Lines containing the string "Pressure" are to be counted; report only how many there are.

> _Exercise materials_:
□ □ □ □ □

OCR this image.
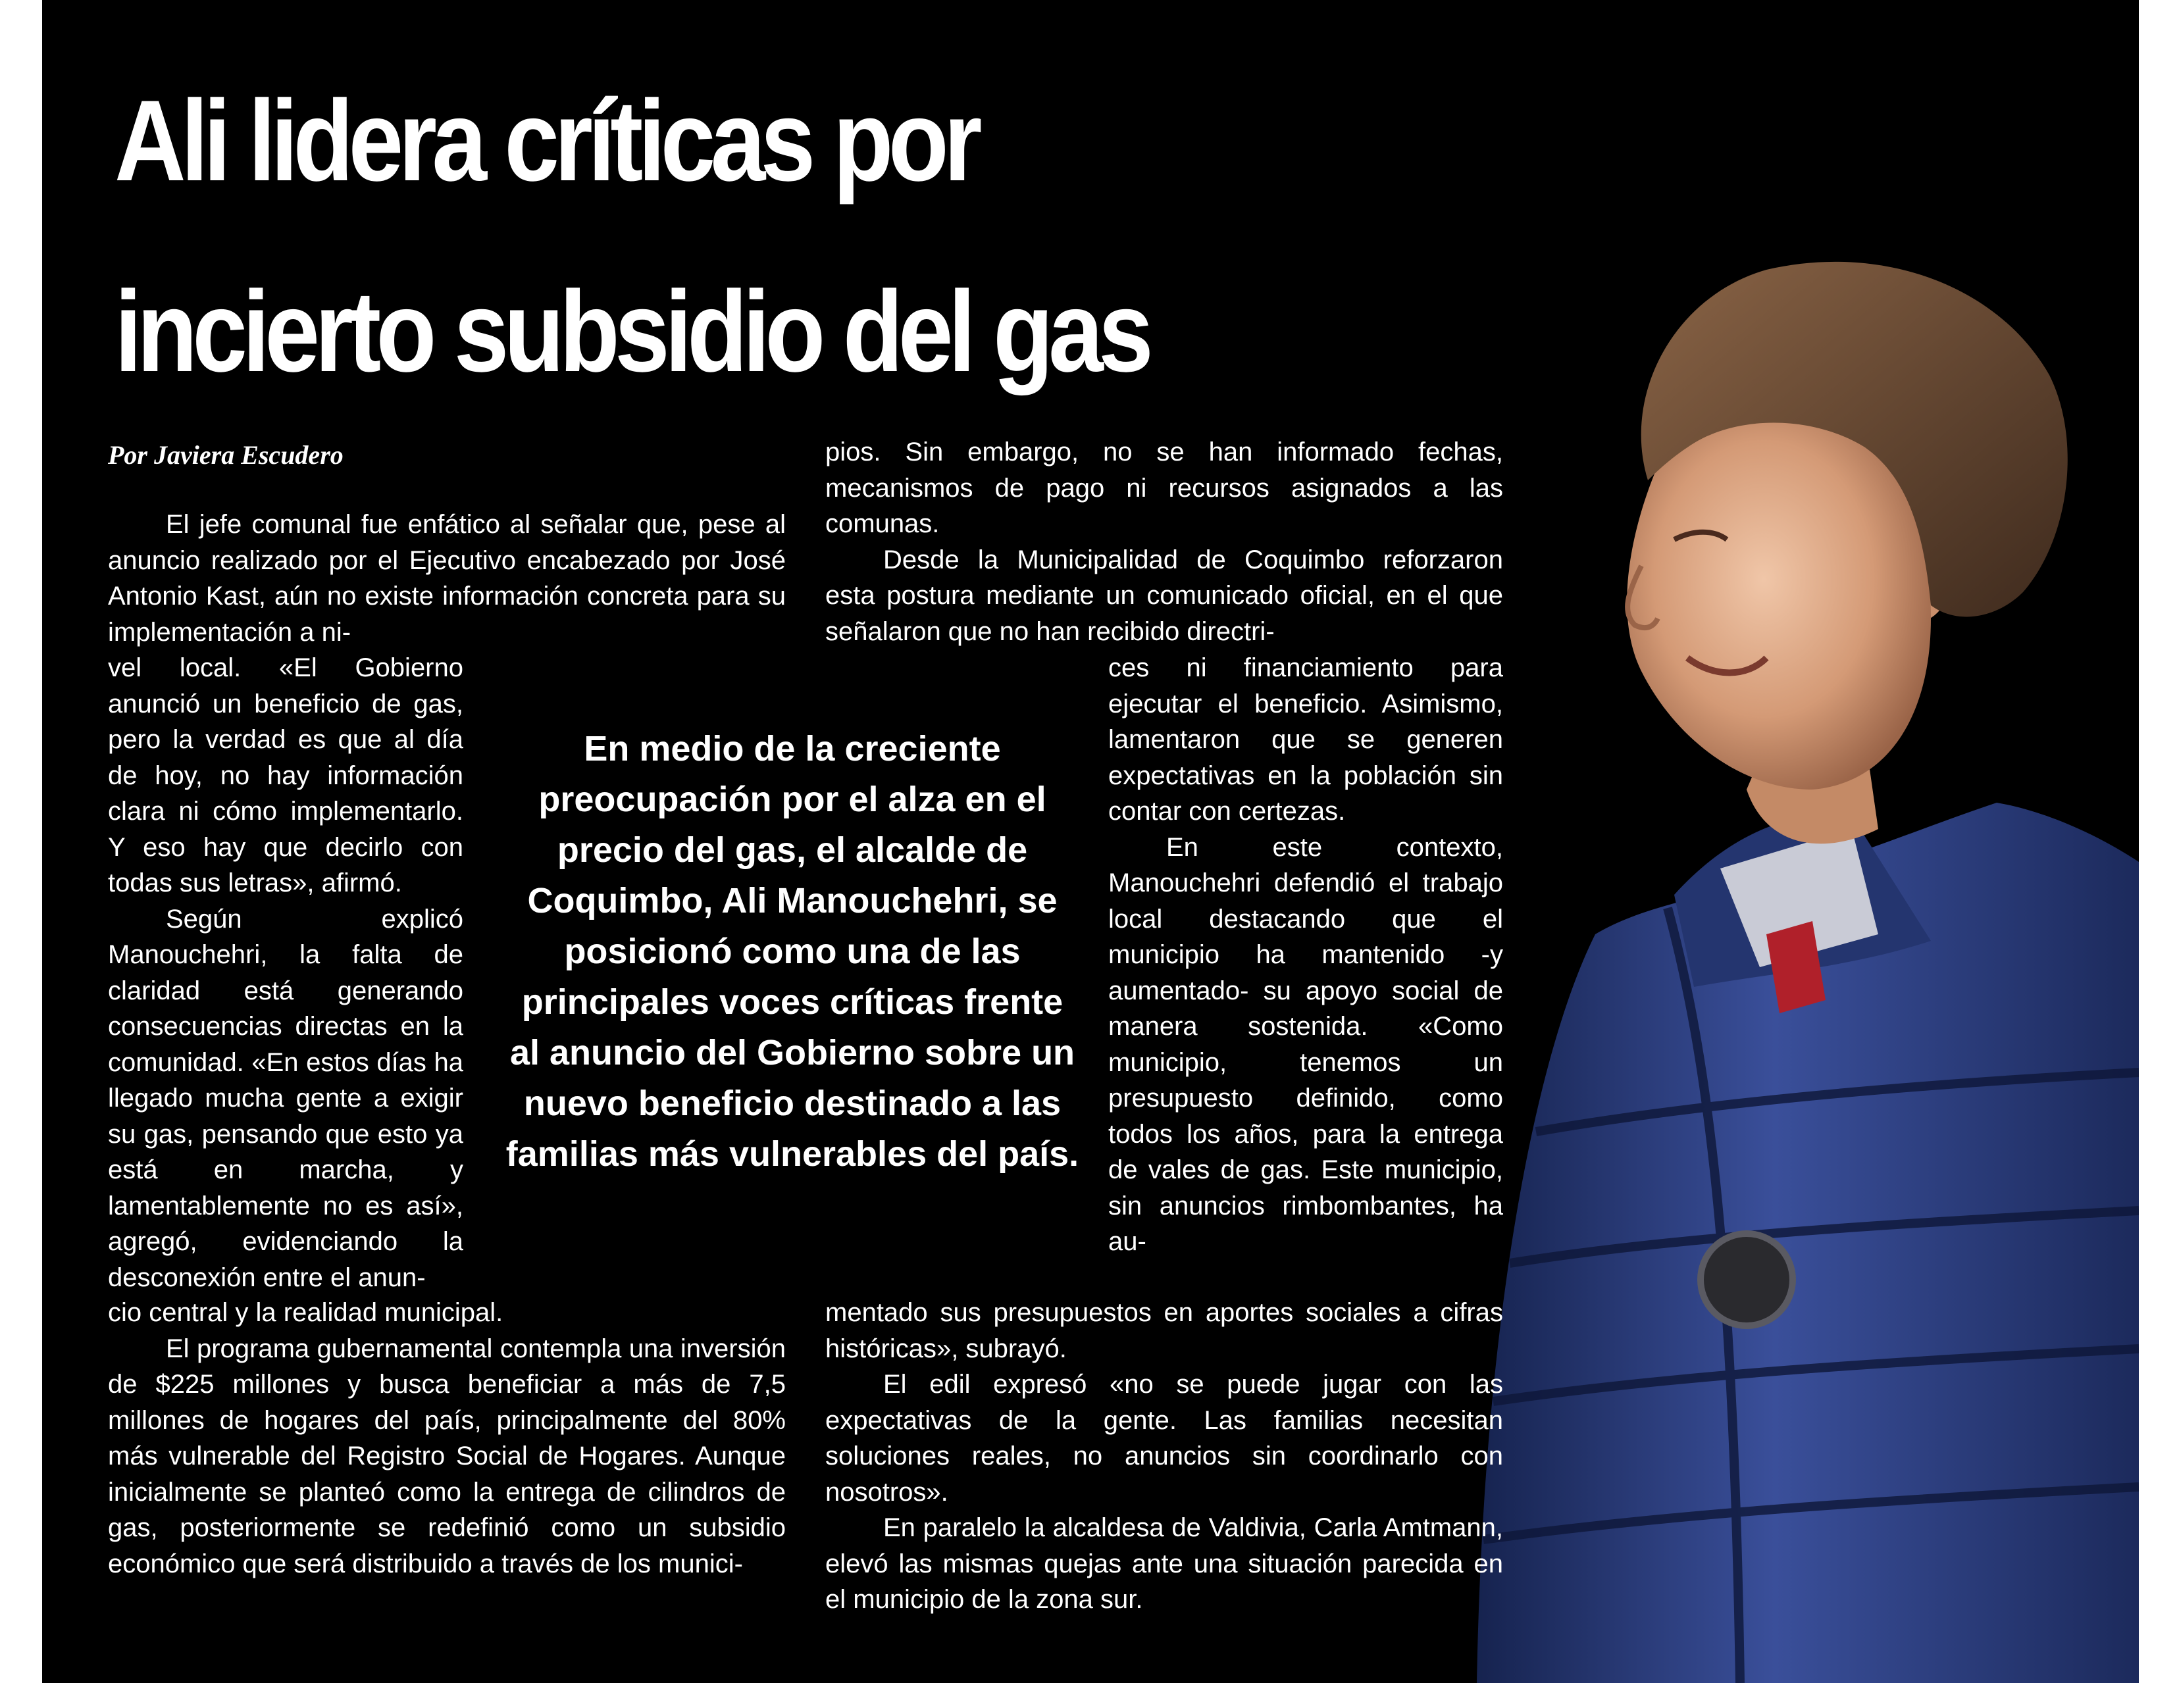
Ali lidera críticas por
incierto subsidio del gas
Por Javiera Escudero

El jefe comunal fue enfático al señalar que, pese al anuncio realizado por el Ejecutivo encabezado por José Antonio Kast, aún no existe información concreta para su implementación a ni-

vel local. «El Gobierno anunció un beneficio de gas, pero la verdad es que al día de hoy, no hay información clara ni cómo implementarlo. Y eso hay que decirlo con todas sus letras», afirmó.

Según explicó Manouchehri, la falta de claridad está generando consecuencias directas en la comunidad. «En estos días ha llegado mucha gente a exigir su gas, pensando que esto ya está en marcha, y lamentablemente no es así», agregó, evidenciando la desconexión entre el anun-

cio central y la realidad municipal.

El programa gubernamental contempla una inversión de $225 millones y busca beneficiar a más de 7,5 millones de hogares del país, principalmente del 80% más vulnerable del Registro Social de Hogares. Aunque inicialmente se planteó como la entrega de cilindros de gas, posteriormente se redefinió como un subsidio económico que será distribuido a través de los munici-

En medio de la creciente preocupación por el alza en el precio del gas, el alcalde de Coquimbo, Ali Manouchehri, se posicionó como una de las principales voces críticas frente al anuncio del Gobierno sobre un nuevo beneficio destinado a las familias más vulnerables del país.

pios. Sin embargo, no se han informado fechas, mecanismos de pago ni recursos asignados a las comunas.

Desde la Municipalidad de Coquimbo reforzaron esta postura mediante un comunicado oficial, en el que señalaron que no han recibido directri-

ces ni financiamiento para ejecutar el beneficio. Asimismo, lamentaron que se generen expectativas en la población sin contar con certezas.

En este contexto, Manouchehri defendió el trabajo local destacando que el municipio ha mantenido -y aumentado- su apoyo social de manera sostenida. «Como municipio, tenemos un presupuesto definido, como todos los años, para la entrega de vales de gas. Este municipio, sin anuncios rimbombantes, ha au-

mentado sus presupuestos en aportes sociales a cifras históricas», subrayó.

El edil expresó «no se puede jugar con las expectativas de la gente. Las familias necesitan soluciones reales, no anuncios sin coordinarlo con nosotros».

En paralelo la alcaldesa de Valdivia, Carla Amtmann, elevó las mismas quejas ante una situación parecida en el municipio de la zona sur.
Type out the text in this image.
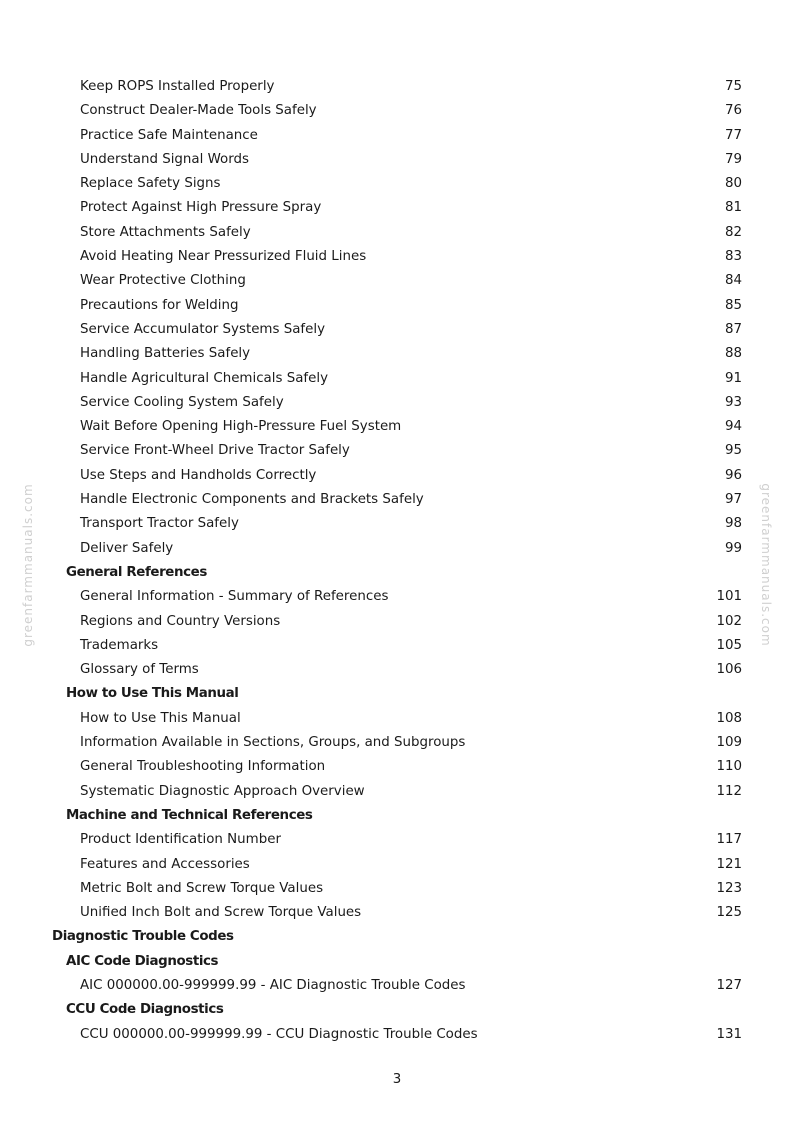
greenfarmmanuals.com	greenfarmmanuals.com
Keep ROPS Installed Properly	75
Construct Dealer-Made Tools Safely	76
Practice Safe Maintenance	77
Understand Signal Words	79
Replace Safety Signs	80
Protect Against High Pressure Spray	81
Store Attachments Safely	82
Avoid Heating Near Pressurized Fluid Lines	83
Wear Protective Clothing	84
Precautions for Welding	85
Service Accumulator Systems Safely	87
Handling Batteries Safely	88
Handle Agricultural Chemicals Safely	91
Service Cooling System Safely	93
Wait Before Opening High-Pressure Fuel System	94
Service Front-Wheel Drive Tractor Safely	95
Use Steps and Handholds Correctly	96
Handle Electronic Components and Brackets Safely	97
Transport Tractor Safely	98
Deliver Safely	99
General References
General Information - Summary of References	101
Regions and Country Versions	102
Trademarks	105
Glossary of Terms	106
How to Use This Manual
How to Use This Manual	108
Information Available in Sections, Groups, and Subgroups	109
General Troubleshooting Information	110
Systematic Diagnostic Approach Overview	112
Machine and Technical References
Product Identification Number	117
Features and Accessories	121
Metric Bolt and Screw Torque Values	123
Unified Inch Bolt and Screw Torque Values	125
Diagnostic Trouble Codes
AIC Code Diagnostics
AIC 000000.00-999999.99 - AIC Diagnostic Trouble Codes	127
CCU Code Diagnostics
CCU 000000.00-999999.99 - CCU Diagnostic Trouble Codes	131
3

□ □ □ □ □

> _Exercise output_: 2